--- Listed entries ---

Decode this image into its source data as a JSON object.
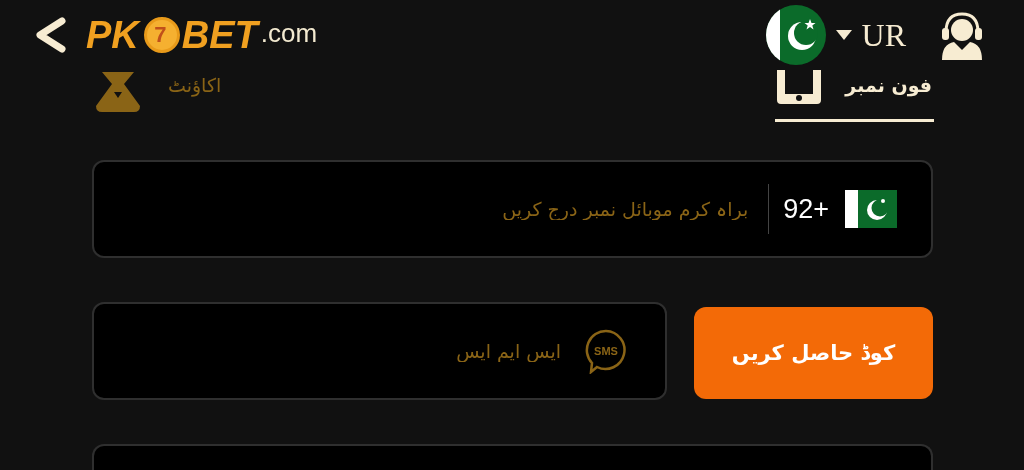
{
  "header": {
    "logo": {
      "prefix": "PK",
      "chip": "7",
      "suffix": "BET",
      "domain": ".com"
    },
    "language": {
      "code": "UR"
    }
  },
  "tabs": [
    {
      "label": "فون نمبر",
      "selected": true,
      "kind": "phone"
    },
    {
      "label": "اکاؤنٹ",
      "selected": false,
      "kind": "account"
    }
  ],
  "phone_field": {
    "country_code": "92+",
    "placeholder": "براہ کرم موبائل نمبر درج کریں"
  },
  "sms_field": {
    "placeholder": "ایس ایم ایس",
    "icon_label": "SMS"
  },
  "get_code_button": {
    "label": "کوڈ حاصل کریں"
  }
}
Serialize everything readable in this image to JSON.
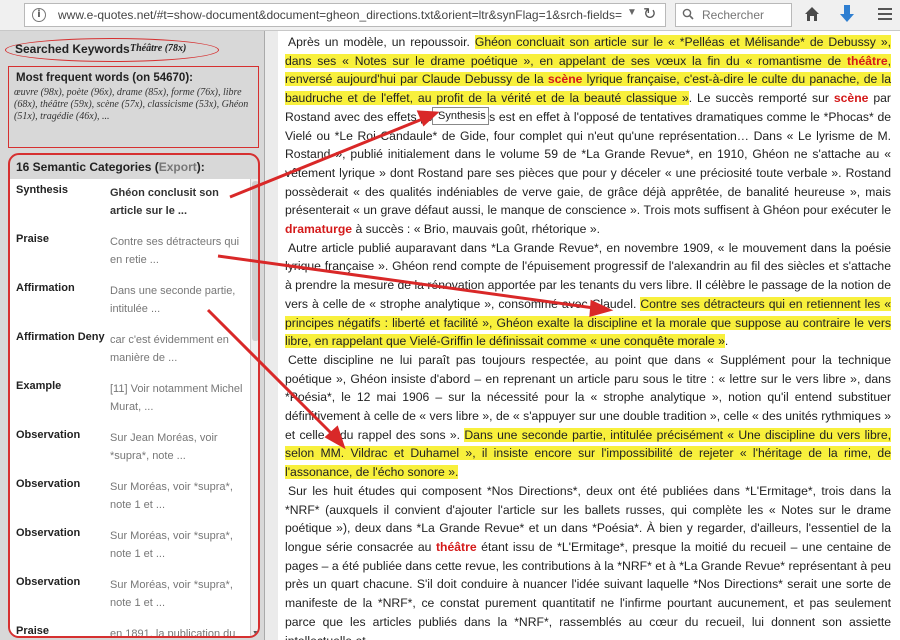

--- What you have to do ---
Leave the pictures out and copy the rest of the data exactly.

--- Output below ---
Decode this image into its source data as a JSON object.
{
  "header": {
    "logo": {
      "prefix": "PK",
      "chip": "7",
      "suffix": "BET",
      "domain": ".com"
    },
    "language": {
      "code": "UR"
    }
  },
  "tabs": [
    {
      "label": "فون نمبر",
      "selected": true,
      "kind": "phone"
    },
    {
      "label": "اکاؤنٹ",
      "selected": false,
      "kind": "account"
    }
  ],
  "phone_field": {
    "country_code": "92+",
    "placeholder": "براہ کرم موبائل نمبر درج کریں"
  },
  "sms_field": {
    "placeholder": "ایس ایم ایس",
    "icon_label": "SMS"
  },
  "get_code_button": {
    "label": "کوڈ حاصل کریں"
  }
}
Serialize everything readable in this image to JSON.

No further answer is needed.